Task objective: Extract from the listing each line in which the word "with" appears.

Excerpted records:
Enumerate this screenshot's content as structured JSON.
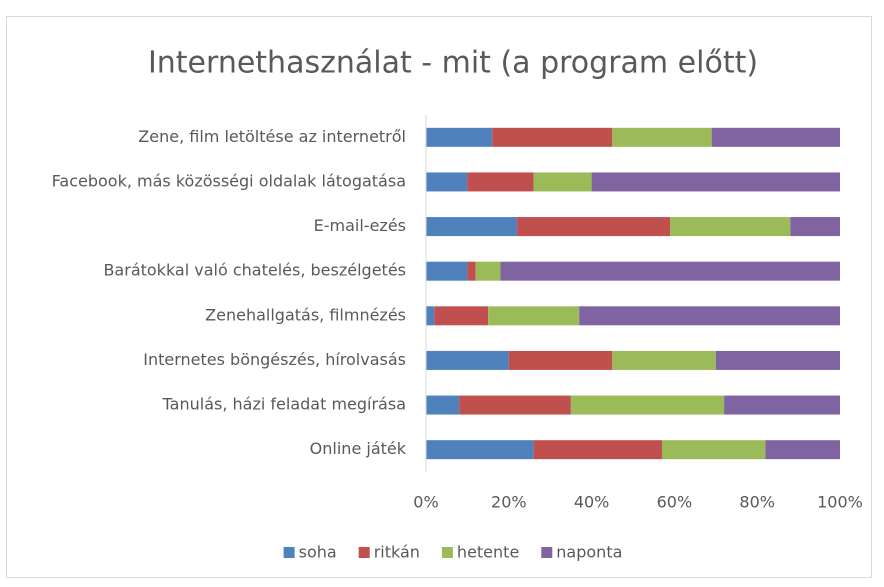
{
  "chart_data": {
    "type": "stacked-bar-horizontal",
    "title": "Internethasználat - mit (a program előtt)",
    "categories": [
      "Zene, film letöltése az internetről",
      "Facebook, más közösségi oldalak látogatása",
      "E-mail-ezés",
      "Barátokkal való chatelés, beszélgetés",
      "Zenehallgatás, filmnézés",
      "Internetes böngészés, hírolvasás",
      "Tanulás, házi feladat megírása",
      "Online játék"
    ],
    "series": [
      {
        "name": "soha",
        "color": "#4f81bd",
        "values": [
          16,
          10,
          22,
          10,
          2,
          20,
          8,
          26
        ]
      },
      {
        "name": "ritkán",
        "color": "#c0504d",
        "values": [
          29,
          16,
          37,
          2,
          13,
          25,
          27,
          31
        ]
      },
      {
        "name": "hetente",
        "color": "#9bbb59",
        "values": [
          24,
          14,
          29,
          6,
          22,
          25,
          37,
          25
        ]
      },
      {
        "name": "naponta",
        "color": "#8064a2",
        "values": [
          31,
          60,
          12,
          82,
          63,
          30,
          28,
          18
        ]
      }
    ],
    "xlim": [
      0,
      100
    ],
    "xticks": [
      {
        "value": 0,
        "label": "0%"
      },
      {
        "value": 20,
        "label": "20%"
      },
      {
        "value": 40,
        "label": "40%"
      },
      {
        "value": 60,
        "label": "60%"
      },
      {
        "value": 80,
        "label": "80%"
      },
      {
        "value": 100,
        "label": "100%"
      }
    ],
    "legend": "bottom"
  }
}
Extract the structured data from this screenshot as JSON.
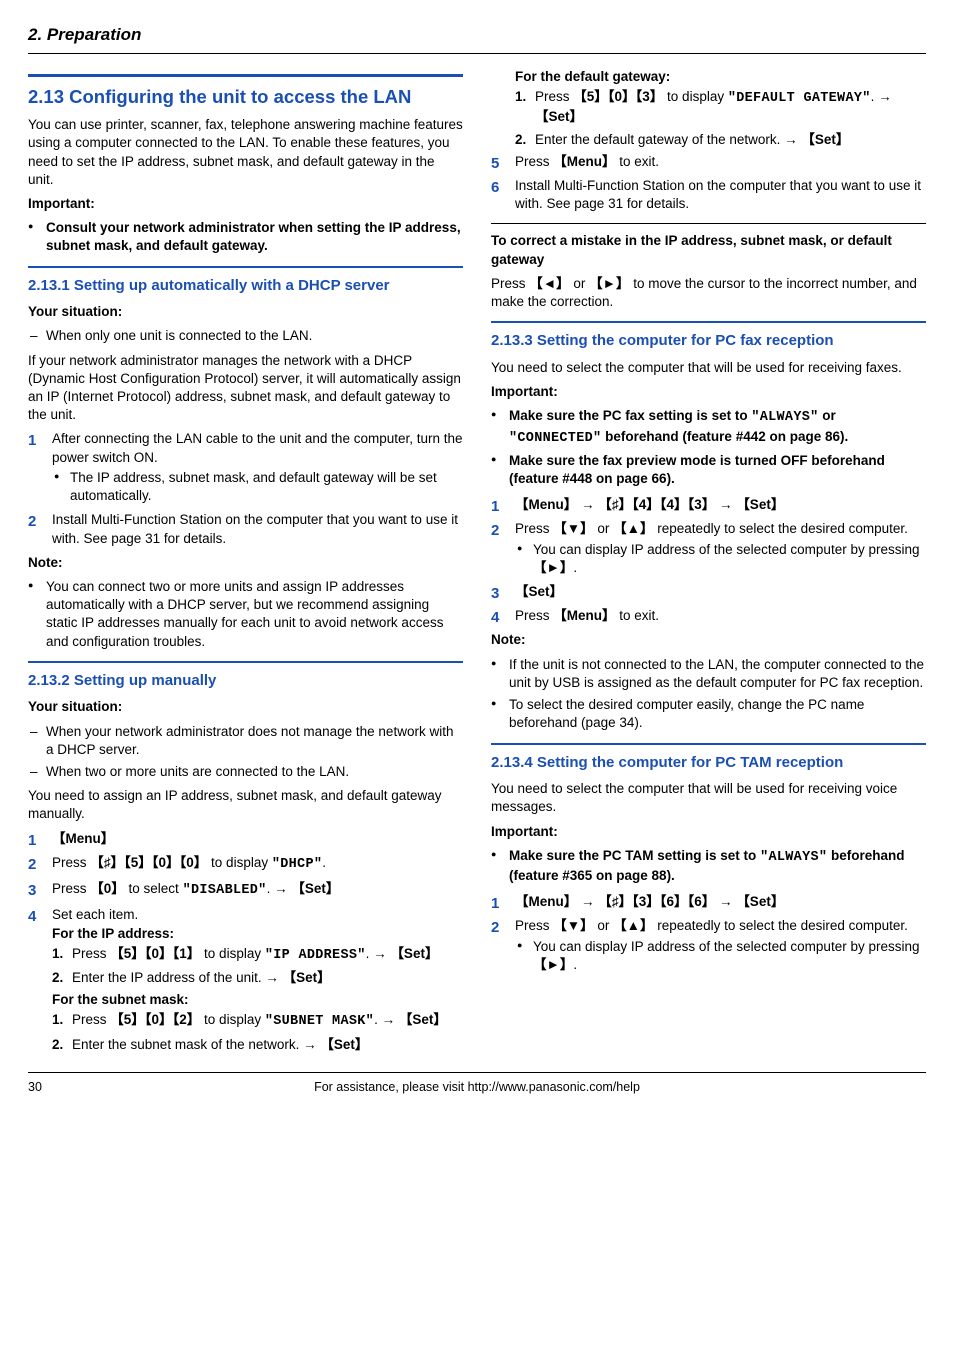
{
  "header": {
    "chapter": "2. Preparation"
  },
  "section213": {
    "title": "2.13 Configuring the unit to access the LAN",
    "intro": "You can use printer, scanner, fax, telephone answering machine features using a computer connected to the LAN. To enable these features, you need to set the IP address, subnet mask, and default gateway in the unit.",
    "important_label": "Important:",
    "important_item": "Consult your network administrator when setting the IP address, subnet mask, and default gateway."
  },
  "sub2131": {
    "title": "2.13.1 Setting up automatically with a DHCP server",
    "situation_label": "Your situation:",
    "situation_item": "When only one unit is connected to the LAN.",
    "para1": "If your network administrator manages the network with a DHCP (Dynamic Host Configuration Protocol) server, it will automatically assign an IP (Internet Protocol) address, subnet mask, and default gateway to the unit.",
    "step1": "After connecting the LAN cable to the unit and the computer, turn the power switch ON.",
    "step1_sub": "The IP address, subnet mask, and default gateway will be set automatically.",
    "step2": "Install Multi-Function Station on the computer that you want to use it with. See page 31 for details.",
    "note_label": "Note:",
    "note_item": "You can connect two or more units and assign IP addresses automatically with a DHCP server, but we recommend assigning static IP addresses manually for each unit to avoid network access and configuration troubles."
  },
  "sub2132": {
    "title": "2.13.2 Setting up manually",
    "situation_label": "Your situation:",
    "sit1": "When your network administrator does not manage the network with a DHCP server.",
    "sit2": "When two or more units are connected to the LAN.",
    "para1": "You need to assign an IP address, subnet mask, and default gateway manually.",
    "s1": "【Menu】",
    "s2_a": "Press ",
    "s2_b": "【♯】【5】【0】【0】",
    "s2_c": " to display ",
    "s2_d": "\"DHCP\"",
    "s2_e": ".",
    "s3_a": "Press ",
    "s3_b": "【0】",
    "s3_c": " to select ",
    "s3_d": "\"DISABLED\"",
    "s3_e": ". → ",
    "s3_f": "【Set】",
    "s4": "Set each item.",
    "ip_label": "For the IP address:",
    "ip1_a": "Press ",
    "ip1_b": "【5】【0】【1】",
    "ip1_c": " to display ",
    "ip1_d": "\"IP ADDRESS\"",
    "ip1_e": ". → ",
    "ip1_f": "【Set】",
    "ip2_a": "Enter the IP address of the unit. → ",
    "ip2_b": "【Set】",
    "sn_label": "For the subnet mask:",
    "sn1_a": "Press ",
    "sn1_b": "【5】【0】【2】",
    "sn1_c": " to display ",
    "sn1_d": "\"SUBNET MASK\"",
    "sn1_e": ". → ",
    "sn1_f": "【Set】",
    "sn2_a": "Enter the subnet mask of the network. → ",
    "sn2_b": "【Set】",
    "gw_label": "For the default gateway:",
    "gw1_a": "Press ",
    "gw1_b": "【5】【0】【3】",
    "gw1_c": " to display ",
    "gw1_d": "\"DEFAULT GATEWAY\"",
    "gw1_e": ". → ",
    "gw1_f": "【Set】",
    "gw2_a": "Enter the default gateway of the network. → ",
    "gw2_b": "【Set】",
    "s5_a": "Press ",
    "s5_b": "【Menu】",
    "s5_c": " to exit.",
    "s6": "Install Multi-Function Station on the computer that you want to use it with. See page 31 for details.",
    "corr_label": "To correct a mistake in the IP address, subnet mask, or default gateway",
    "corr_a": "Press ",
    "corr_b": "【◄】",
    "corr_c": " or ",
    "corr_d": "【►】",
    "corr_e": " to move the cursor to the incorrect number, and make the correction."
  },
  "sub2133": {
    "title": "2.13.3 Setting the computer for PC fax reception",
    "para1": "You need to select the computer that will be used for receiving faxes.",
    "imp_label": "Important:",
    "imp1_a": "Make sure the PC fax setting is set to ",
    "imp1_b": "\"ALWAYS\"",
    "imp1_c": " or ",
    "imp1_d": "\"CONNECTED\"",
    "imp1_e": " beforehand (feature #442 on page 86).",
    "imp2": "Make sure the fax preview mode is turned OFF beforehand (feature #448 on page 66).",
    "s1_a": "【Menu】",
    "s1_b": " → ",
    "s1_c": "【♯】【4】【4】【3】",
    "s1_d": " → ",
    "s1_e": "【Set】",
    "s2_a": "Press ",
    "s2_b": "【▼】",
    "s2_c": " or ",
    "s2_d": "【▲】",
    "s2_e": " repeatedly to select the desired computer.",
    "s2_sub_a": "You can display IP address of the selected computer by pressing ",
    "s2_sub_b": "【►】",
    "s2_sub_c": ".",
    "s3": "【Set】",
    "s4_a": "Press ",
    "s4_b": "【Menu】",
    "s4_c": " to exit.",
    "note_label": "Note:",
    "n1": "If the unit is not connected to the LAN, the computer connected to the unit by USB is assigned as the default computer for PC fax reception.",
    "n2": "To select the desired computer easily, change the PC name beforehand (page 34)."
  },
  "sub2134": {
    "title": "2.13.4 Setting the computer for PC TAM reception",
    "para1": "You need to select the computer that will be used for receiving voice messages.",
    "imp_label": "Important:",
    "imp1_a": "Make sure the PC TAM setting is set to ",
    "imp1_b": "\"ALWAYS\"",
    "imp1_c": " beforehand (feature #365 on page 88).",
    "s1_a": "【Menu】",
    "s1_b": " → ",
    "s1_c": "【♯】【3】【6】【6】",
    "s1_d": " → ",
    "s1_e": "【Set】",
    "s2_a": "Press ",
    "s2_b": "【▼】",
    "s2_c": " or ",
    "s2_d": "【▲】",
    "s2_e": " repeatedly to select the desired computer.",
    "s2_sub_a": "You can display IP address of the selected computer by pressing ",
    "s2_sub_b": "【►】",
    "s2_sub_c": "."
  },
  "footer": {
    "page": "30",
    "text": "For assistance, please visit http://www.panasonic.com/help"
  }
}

* * *

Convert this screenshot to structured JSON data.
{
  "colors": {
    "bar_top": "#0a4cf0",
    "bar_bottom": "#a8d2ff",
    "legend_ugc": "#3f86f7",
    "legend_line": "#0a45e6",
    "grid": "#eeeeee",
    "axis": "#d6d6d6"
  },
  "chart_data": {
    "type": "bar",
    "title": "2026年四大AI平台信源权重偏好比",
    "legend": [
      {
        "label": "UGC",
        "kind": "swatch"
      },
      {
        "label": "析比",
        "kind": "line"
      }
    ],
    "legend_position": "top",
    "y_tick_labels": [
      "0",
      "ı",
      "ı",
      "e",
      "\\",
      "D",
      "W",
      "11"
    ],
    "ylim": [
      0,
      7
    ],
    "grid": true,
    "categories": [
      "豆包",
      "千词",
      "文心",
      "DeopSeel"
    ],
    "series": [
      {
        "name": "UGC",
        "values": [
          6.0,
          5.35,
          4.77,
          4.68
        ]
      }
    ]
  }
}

Task response:
    "title": "2.13.1 Setting up automatically with a DHCP server",
    "para1": "If your network administrator manages the network with a DHCP (Dynamic Host Configuration Protocol) server, it will automatically assign an IP (Internet Protocol) address, subnet mask, and default gateway to the unit.",
    "step2": "Install Multi-Function Station on the computer that you want to use it with. See page 31 for details.",
    "note_item": "You can connect two or more units and assign IP addresses automatically with a DHCP server, but we recommend assigning static IP addresses manually for each unit to avoid network access and configuration troubles."
    "sit1": "When your network administrator does not manage the network with a DHCP server.",
    "s6": "Install Multi-Function Station on the computer that you want to use it with. See page 31 for details.",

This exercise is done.